··· Material for this task

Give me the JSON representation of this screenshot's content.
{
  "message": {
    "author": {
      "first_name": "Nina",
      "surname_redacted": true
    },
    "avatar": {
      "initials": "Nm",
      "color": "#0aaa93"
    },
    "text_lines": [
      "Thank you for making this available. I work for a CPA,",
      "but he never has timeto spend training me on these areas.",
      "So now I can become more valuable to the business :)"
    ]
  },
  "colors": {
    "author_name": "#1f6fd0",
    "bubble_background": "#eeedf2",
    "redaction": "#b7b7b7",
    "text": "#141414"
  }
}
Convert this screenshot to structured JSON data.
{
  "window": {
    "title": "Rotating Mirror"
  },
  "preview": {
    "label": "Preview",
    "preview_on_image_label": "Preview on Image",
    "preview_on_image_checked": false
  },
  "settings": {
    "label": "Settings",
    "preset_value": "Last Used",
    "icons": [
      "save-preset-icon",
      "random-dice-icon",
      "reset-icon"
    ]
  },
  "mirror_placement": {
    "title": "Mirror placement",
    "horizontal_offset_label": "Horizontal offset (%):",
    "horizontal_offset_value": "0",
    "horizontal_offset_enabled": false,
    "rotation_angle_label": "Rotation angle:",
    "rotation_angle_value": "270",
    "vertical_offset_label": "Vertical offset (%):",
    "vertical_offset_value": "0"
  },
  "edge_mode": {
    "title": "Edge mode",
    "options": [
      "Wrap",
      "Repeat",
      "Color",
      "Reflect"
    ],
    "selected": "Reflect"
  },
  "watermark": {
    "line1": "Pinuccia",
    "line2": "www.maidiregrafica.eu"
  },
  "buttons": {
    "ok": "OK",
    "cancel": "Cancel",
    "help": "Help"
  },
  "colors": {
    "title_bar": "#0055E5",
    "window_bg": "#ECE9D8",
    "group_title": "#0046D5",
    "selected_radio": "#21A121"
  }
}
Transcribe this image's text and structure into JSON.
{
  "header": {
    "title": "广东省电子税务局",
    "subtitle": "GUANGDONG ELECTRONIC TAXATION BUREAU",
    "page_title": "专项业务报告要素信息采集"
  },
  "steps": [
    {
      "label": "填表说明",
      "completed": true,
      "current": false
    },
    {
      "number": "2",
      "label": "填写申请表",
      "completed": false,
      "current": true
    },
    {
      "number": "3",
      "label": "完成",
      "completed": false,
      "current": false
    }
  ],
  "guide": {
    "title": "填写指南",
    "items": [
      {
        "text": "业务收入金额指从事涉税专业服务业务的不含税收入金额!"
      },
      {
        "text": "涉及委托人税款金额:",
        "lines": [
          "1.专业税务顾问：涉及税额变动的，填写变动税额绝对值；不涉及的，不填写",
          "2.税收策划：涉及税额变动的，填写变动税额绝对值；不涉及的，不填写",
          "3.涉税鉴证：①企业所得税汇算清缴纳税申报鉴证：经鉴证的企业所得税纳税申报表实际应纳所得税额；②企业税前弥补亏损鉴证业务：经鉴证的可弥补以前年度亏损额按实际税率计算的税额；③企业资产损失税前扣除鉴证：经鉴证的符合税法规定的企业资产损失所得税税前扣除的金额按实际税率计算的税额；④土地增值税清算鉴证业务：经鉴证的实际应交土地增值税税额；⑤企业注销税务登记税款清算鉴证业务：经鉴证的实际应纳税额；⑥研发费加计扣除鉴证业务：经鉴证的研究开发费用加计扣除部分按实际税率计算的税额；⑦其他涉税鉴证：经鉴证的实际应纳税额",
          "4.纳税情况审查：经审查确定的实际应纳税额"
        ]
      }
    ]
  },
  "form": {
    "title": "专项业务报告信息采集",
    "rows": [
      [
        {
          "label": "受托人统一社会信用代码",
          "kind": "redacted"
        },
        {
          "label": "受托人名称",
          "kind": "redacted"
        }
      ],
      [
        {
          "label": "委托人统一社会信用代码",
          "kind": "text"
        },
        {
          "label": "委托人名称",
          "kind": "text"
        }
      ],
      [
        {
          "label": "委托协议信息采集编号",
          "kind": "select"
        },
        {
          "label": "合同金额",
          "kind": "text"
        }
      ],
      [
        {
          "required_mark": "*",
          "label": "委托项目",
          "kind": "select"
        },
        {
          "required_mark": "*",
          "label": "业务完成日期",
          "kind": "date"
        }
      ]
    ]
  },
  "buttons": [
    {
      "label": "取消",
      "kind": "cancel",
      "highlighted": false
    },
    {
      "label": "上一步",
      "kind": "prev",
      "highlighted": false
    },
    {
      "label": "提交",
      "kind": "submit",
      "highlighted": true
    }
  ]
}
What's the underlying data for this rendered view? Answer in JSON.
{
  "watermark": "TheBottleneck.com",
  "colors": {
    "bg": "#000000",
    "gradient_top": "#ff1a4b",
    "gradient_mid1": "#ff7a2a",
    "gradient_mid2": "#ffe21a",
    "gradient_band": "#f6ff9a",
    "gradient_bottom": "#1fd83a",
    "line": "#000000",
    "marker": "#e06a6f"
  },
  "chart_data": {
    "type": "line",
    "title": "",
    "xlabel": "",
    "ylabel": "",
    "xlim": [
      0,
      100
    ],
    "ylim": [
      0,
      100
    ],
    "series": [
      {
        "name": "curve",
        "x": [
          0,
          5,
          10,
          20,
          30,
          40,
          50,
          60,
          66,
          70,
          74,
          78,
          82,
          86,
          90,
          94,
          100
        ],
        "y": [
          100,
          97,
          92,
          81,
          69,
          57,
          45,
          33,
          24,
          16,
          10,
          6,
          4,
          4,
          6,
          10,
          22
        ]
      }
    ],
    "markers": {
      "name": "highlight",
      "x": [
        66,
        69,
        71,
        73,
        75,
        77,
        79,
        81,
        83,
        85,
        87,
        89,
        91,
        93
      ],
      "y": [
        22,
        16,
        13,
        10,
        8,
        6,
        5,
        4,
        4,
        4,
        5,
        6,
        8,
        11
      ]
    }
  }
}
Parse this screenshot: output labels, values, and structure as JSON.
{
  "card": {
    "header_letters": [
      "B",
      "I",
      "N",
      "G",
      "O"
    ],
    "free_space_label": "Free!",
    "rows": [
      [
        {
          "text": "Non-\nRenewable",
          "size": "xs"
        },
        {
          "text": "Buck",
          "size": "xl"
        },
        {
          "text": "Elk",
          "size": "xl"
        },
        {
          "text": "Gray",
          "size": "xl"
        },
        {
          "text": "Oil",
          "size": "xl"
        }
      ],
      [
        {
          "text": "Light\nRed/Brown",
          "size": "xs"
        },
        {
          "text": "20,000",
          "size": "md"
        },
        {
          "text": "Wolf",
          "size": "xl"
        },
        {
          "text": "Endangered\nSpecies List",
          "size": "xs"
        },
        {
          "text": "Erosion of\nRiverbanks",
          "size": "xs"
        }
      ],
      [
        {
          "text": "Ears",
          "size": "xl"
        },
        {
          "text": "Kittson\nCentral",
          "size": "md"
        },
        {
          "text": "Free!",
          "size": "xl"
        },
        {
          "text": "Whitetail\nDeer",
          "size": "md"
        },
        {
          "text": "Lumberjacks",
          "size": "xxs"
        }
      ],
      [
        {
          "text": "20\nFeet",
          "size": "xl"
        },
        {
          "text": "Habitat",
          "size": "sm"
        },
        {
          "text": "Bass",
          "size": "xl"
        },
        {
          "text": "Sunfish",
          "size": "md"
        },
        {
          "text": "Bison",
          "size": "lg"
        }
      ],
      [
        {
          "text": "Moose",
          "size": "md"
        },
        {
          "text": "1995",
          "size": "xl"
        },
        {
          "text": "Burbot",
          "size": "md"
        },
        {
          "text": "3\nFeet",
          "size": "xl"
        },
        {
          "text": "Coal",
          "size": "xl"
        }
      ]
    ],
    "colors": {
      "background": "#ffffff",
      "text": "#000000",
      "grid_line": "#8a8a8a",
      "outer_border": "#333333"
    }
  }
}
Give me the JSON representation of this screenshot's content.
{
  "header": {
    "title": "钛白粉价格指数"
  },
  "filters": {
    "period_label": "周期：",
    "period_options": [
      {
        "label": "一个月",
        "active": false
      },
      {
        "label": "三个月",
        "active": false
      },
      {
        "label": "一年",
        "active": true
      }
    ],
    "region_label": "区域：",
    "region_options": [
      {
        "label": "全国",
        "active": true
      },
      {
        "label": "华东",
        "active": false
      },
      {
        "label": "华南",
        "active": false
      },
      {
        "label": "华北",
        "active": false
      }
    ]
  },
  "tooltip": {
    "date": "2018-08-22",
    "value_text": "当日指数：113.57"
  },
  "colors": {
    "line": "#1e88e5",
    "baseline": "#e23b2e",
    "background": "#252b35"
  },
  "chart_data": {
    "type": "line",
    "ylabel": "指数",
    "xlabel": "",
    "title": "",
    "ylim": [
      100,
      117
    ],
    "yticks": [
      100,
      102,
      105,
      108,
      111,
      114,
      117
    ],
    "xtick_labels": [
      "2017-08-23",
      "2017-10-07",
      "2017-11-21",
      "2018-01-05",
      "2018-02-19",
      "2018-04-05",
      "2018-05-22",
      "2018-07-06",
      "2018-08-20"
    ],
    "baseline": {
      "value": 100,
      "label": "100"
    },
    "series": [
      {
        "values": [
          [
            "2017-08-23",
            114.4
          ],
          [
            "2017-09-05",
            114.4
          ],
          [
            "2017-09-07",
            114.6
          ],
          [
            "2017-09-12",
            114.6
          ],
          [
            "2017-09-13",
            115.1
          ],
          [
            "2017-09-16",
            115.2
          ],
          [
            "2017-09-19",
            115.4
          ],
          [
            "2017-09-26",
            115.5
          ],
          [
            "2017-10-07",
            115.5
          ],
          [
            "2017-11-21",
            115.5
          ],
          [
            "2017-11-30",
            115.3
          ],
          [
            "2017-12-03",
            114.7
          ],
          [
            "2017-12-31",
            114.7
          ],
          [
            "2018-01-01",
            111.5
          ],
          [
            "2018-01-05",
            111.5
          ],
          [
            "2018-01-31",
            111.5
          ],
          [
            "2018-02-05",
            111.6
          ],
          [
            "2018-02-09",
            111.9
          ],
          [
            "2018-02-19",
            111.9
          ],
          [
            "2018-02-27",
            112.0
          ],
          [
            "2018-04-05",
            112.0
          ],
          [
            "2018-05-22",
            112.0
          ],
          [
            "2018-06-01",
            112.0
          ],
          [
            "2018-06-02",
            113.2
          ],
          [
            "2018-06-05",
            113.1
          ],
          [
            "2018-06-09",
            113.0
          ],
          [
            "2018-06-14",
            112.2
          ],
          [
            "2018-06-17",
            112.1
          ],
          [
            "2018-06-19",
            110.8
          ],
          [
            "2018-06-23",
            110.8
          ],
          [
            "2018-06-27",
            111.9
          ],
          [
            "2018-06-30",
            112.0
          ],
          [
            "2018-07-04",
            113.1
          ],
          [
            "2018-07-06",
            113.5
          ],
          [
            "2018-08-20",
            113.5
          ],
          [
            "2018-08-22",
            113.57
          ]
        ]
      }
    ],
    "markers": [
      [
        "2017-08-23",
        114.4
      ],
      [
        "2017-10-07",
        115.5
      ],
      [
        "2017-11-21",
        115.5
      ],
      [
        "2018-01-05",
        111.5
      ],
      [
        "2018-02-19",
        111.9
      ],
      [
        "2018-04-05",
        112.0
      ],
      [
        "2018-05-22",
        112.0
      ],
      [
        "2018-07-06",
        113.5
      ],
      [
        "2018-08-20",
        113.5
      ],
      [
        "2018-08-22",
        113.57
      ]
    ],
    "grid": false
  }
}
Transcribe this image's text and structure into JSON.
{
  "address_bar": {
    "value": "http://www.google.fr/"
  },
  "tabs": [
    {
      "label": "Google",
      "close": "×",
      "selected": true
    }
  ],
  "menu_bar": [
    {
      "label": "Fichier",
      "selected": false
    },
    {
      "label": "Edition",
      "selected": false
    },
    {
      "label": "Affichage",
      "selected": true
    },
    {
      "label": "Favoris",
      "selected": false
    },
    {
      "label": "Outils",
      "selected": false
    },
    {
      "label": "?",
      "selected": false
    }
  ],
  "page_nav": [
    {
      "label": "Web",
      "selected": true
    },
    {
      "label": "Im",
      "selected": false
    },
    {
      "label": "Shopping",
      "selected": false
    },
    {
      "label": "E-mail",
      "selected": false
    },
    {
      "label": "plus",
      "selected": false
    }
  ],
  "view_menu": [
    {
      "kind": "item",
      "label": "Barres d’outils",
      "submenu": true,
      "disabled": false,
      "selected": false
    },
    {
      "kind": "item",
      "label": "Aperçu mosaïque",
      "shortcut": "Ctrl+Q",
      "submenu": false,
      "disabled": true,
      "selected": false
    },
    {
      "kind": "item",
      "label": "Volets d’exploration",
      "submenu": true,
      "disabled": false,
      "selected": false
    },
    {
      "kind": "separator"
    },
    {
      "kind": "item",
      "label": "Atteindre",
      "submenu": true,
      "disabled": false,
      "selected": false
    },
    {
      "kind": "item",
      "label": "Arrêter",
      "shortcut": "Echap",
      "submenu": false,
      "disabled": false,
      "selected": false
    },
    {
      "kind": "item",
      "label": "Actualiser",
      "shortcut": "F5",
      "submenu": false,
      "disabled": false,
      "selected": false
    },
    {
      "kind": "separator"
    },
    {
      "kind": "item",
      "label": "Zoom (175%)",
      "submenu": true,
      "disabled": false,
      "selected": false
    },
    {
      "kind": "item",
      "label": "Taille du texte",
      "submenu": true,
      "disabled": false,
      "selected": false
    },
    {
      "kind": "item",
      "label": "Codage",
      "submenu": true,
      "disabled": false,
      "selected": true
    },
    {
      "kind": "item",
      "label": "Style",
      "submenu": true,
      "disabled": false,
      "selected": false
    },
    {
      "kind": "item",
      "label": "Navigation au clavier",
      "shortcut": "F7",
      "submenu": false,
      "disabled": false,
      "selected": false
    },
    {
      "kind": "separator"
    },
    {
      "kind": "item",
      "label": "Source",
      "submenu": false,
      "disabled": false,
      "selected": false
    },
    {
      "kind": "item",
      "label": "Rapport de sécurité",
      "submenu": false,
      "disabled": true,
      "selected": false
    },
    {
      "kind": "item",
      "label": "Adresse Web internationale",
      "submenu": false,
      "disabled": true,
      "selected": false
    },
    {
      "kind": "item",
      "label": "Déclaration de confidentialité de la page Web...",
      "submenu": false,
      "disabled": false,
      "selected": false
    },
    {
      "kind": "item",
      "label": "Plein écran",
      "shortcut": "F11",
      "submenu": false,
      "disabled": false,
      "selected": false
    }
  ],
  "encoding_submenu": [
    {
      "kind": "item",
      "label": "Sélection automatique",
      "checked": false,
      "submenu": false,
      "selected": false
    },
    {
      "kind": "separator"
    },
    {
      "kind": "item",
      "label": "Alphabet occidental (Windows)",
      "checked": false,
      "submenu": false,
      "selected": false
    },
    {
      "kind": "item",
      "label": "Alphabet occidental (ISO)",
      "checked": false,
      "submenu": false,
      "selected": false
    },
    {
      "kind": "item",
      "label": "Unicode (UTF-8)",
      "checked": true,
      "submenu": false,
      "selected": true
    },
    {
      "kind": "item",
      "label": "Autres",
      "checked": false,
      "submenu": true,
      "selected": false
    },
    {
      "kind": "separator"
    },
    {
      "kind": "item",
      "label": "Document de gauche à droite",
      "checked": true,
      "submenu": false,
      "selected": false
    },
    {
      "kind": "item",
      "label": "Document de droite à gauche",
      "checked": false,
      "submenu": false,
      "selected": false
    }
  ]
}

······

» **Written instruction**:
All lines holding the word "shortcut" should be picked out and copied.

» **Finished task**:
      "shortcut": "Ctrl+Q",
      "shortcut": "Echap",
      "shortcut": "F5",
      "shortcut": "F7",
      "shortcut": "F11",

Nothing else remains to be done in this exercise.